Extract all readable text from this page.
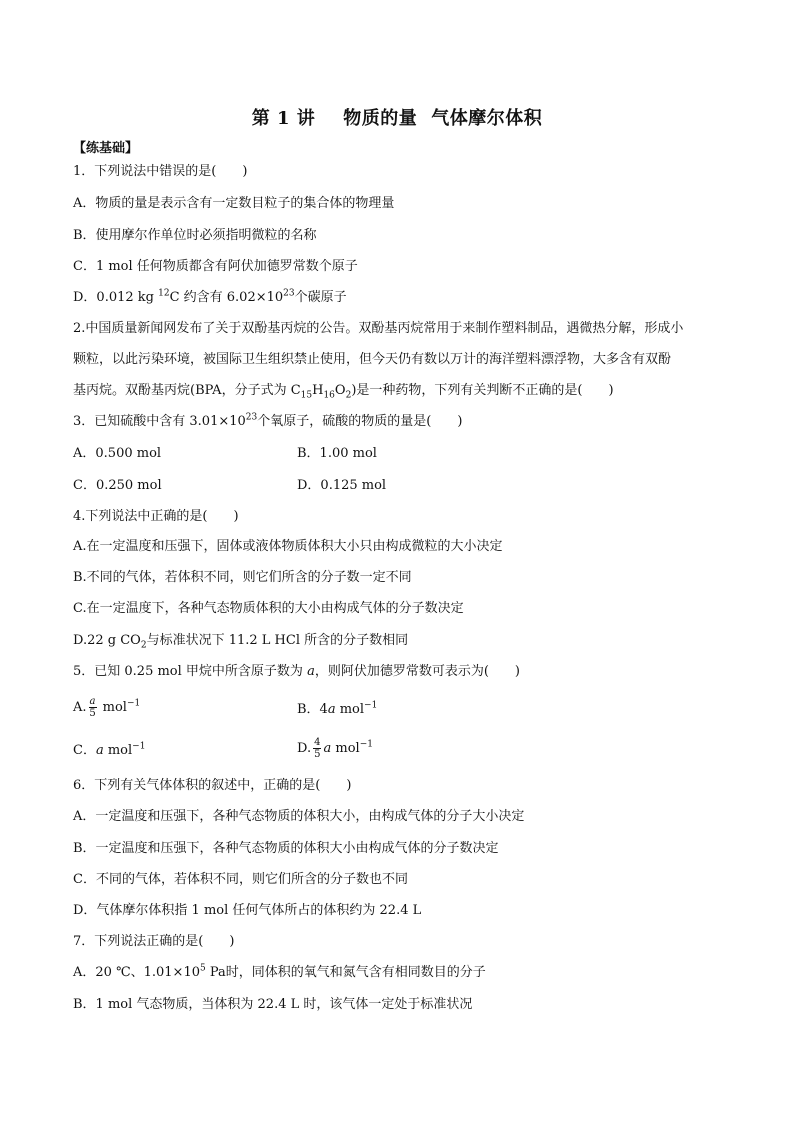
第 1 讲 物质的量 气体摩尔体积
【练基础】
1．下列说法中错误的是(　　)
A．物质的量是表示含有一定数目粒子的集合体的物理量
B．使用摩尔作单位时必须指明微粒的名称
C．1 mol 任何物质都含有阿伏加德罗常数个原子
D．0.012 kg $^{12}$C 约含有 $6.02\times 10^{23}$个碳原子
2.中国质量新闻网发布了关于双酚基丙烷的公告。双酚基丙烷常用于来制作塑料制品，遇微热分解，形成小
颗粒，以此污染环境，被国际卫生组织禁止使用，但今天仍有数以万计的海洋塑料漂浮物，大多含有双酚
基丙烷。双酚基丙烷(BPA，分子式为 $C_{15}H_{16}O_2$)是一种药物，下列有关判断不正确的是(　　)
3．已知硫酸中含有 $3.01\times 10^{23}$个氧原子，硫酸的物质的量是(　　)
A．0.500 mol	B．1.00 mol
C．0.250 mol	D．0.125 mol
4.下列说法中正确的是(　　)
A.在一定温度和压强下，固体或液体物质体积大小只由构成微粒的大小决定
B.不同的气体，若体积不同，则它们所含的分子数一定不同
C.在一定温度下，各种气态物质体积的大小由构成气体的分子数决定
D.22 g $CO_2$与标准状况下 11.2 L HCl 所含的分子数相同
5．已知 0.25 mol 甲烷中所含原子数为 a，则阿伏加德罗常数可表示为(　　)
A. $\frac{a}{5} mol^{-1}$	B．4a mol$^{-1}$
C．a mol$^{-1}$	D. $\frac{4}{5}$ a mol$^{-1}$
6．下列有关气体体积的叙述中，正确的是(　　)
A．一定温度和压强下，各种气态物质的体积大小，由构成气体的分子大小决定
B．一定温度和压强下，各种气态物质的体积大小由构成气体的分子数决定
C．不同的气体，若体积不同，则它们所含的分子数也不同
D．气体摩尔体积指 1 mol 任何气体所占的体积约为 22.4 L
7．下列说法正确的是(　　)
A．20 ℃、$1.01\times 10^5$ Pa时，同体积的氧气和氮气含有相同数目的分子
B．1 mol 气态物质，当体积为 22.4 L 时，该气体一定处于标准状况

══════════

## Task brief:
Give an exact copy of the material, leaving out every picture.

## Expected answer:
Extract all readable text from this page.
第 1 讲 物质的量 气体摩尔体积
【练基础】
1．下列说法中错误的是(　　)
A．物质的量是表示含有一定数目粒子的集合体的物理量
B．使用摩尔作单位时必须指明微粒的名称
C．1 mol 任何物质都含有阿伏加德罗常数个原子
D．0.012 kg $^{12}$C 约含有 $6.02\times 10^{23}$个碳原子
2.中国质量新闻网发布了关于双酚基丙烷的公告。双酚基丙烷常用于来制作塑料制品，遇微热分解，形成小
颗粒，以此污染环境，被国际卫生组织禁止使用，但今天仍有数以万计的海洋塑料漂浮物，大多含有双酚
基丙烷。双酚基丙烷(BPA，分子式为 $C_{15}H_{16}O_2$)是一种药物，下列有关判断不正确的是(　　)
3．已知硫酸中含有 $3.01\times 10^{23}$个氧原子，硫酸的物质的量是(　　)
A．0.500 mol	B．1.00 mol
C．0.250 mol	D．0.125 mol
4.下列说法中正确的是(　　)
A.在一定温度和压强下，固体或液体物质体积大小只由构成微粒的大小决定
B.不同的气体，若体积不同，则它们所含的分子数一定不同
C.在一定温度下，各种气态物质体积的大小由构成气体的分子数决定
D.22 g $CO_2$与标准状况下 11.2 L HCl 所含的分子数相同
5．已知 0.25 mol 甲烷中所含原子数为 a，则阿伏加德罗常数可表示为(　　)
A. $\frac{a}{5} mol^{-1}$	B．4a mol$^{-1}$
C．a mol$^{-1}$	D. $\frac{4}{5}$ a mol$^{-1}$
6．下列有关气体体积的叙述中，正确的是(　　)
A．一定温度和压强下，各种气态物质的体积大小，由构成气体的分子大小决定
B．一定温度和压强下，各种气态物质的体积大小由构成气体的分子数决定
C．不同的气体，若体积不同，则它们所含的分子数也不同
D．气体摩尔体积指 1 mol 任何气体所占的体积约为 22.4 L
7．下列说法正确的是(　　)
A．20 ℃、$1.01\times 10^5$ Pa时，同体积的氧气和氮气含有相同数目的分子
B．1 mol 气态物质，当体积为 22.4 L 时，该气体一定处于标准状况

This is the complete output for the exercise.